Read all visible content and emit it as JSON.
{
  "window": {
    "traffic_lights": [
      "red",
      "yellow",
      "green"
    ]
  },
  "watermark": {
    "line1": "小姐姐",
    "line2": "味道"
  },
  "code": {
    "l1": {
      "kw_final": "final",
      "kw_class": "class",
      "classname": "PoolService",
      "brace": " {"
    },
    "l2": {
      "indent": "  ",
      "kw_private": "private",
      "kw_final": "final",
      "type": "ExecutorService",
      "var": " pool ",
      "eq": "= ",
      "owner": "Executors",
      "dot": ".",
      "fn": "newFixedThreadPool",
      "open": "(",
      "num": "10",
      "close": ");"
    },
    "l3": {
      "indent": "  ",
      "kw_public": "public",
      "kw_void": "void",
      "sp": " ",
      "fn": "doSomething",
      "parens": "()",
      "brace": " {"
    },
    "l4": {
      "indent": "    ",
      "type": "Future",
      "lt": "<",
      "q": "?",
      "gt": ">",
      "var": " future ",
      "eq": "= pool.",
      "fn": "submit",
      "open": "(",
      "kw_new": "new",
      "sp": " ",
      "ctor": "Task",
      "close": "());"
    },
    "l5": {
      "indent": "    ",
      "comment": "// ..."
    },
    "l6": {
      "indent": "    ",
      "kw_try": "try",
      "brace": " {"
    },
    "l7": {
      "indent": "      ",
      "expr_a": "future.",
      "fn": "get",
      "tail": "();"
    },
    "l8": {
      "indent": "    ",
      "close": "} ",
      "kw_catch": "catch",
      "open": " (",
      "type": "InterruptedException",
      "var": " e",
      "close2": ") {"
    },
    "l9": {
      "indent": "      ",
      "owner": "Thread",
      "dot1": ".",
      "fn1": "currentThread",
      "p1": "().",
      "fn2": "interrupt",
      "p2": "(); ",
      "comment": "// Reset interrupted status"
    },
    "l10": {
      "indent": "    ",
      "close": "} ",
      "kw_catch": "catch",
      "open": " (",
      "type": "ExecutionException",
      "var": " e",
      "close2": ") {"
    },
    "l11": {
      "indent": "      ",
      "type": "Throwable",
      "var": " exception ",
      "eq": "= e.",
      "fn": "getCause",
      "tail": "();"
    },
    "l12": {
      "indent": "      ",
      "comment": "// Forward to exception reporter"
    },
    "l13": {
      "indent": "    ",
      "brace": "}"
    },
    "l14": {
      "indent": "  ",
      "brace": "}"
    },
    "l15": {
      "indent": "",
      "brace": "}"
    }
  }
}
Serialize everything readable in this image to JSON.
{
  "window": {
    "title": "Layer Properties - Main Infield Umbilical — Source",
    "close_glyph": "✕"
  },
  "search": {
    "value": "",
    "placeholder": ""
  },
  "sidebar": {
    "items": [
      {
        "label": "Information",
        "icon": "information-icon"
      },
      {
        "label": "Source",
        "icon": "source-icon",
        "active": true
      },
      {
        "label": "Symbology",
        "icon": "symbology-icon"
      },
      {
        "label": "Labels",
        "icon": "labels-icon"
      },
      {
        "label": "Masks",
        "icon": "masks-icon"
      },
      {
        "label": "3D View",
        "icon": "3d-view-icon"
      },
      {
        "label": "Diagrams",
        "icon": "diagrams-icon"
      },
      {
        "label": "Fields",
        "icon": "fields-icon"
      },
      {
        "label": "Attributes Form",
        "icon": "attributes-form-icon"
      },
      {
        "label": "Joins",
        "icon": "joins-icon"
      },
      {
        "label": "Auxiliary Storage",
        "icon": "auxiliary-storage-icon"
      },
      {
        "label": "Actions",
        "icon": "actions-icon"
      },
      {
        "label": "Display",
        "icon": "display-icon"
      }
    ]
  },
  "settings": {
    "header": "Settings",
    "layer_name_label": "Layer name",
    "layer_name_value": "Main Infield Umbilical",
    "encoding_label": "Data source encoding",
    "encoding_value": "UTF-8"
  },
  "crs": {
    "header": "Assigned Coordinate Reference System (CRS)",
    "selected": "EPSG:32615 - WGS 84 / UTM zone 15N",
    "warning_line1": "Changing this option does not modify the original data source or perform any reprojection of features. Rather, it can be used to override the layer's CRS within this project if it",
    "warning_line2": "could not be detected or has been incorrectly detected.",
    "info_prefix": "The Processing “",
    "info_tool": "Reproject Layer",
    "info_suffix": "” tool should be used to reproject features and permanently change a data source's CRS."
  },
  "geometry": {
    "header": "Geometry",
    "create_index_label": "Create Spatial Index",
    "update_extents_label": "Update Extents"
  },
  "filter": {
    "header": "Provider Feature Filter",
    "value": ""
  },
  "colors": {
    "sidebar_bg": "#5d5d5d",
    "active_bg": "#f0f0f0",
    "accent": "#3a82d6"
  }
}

------------------------------

__WHAT NEEDS TO BE DONE__:
Copy the entries above exactly, leaving none out.

__EXERCISE SOLUTION__:
Read all visible content and emit it as JSON.
{
  "window": {
    "traffic_lights": [
      "red",
      "yellow",
      "green"
    ]
  },
  "watermark": {
    "line1": "小姐姐",
    "line2": "味道"
  },
  "code": {
    "l1": {
      "kw_final": "final",
      "kw_class": "class",
      "classname": "PoolService",
      "brace": " {"
    },
    "l2": {
      "indent": "  ",
      "kw_private": "private",
      "kw_final": "final",
      "type": "ExecutorService",
      "var": " pool ",
      "eq": "= ",
      "owner": "Executors",
      "dot": ".",
      "fn": "newFixedThreadPool",
      "open": "(",
      "num": "10",
      "close": ");"
    },
    "l3": {
      "indent": "  ",
      "kw_public": "public",
      "kw_void": "void",
      "sp": " ",
      "fn": "doSomething",
      "parens": "()",
      "brace": " {"
    },
    "l4": {
      "indent": "    ",
      "type": "Future",
      "lt": "<",
      "q": "?",
      "gt": ">",
      "var": " future ",
      "eq": "= pool.",
      "fn": "submit",
      "open": "(",
      "kw_new": "new",
      "sp": " ",
      "ctor": "Task",
      "close": "());"
    },
    "l5": {
      "indent": "    ",
      "comment": "// ..."
    },
    "l6": {
      "indent": "    ",
      "kw_try": "try",
      "brace": " {"
    },
    "l7": {
      "indent": "      ",
      "expr_a": "future.",
      "fn": "get",
      "tail": "();"
    },
    "l8": {
      "indent": "    ",
      "close": "} ",
      "kw_catch": "catch",
      "open": " (",
      "type": "InterruptedException",
      "var": " e",
      "close2": ") {"
    },
    "l9": {
      "indent": "      ",
      "owner": "Thread",
      "dot1": ".",
      "fn1": "currentThread",
      "p1": "().",
      "fn2": "interrupt",
      "p2": "(); ",
      "comment": "// Reset interrupted status"
    },
    "l10": {
      "indent": "    ",
      "close": "} ",
      "kw_catch": "catch",
      "open": " (",
      "type": "ExecutionException",
      "var": " e",
      "close2": ") {"
    },
    "l11": {
      "indent": "      ",
      "type": "Throwable",
      "var": " exception ",
      "eq": "= e.",
      "fn": "getCause",
      "tail": "();"
    },
    "l12": {
      "indent": "      ",
      "comment": "// Forward to exception reporter"
    },
    "l13": {
      "indent": "    ",
      "brace": "}"
    },
    "l14": {
      "indent": "  ",
      "brace": "}"
    },
    "l15": {
      "indent": "",
      "brace": "}"
    }
  }
}
Serialize everything readable in this image to JSON.
{
  "window": {
    "title": "Layer Properties - Main Infield Umbilical — Source",
    "close_glyph": "✕"
  },
  "search": {
    "value": "",
    "placeholder": ""
  },
  "sidebar": {
    "items": [
      {
        "label": "Information",
        "icon": "information-icon"
      },
      {
        "label": "Source",
        "icon": "source-icon",
        "active": true
      },
      {
        "label": "Symbology",
        "icon": "symbology-icon"
      },
      {
        "label": "Labels",
        "icon": "labels-icon"
      },
      {
        "label": "Masks",
        "icon": "masks-icon"
      },
      {
        "label": "3D View",
        "icon": "3d-view-icon"
      },
      {
        "label": "Diagrams",
        "icon": "diagrams-icon"
      },
      {
        "label": "Fields",
        "icon": "fields-icon"
      },
      {
        "label": "Attributes Form",
        "icon": "attributes-form-icon"
      },
      {
        "label": "Joins",
        "icon": "joins-icon"
      },
      {
        "label": "Auxiliary Storage",
        "icon": "auxiliary-storage-icon"
      },
      {
        "label": "Actions",
        "icon": "actions-icon"
      },
      {
        "label": "Display",
        "icon": "display-icon"
      }
    ]
  },
  "settings": {
    "header": "Settings",
    "layer_name_label": "Layer name",
    "layer_name_value": "Main Infield Umbilical",
    "encoding_label": "Data source encoding",
    "encoding_value": "UTF-8"
  },
  "crs": {
    "header": "Assigned Coordinate Reference System (CRS)",
    "selected": "EPSG:32615 - WGS 84 / UTM zone 15N",
    "warning_line1": "Changing this option does not modify the original data source or perform any reprojection of features. Rather, it can be used to override the layer's CRS within this project if it",
    "warning_line2": "could not be detected or has been incorrectly detected.",
    "info_prefix": "The Processing “",
    "info_tool": "Reproject Layer",
    "info_suffix": "” tool should be used to reproject features and permanently change a data source's CRS."
  },
  "geometry": {
    "header": "Geometry",
    "create_index_label": "Create Spatial Index",
    "update_extents_label": "Update Extents"
  },
  "filter": {
    "header": "Provider Feature Filter",
    "value": ""
  },
  "colors": {
    "sidebar_bg": "#5d5d5d",
    "active_bg": "#f0f0f0",
    "accent": "#3a82d6"
  }
}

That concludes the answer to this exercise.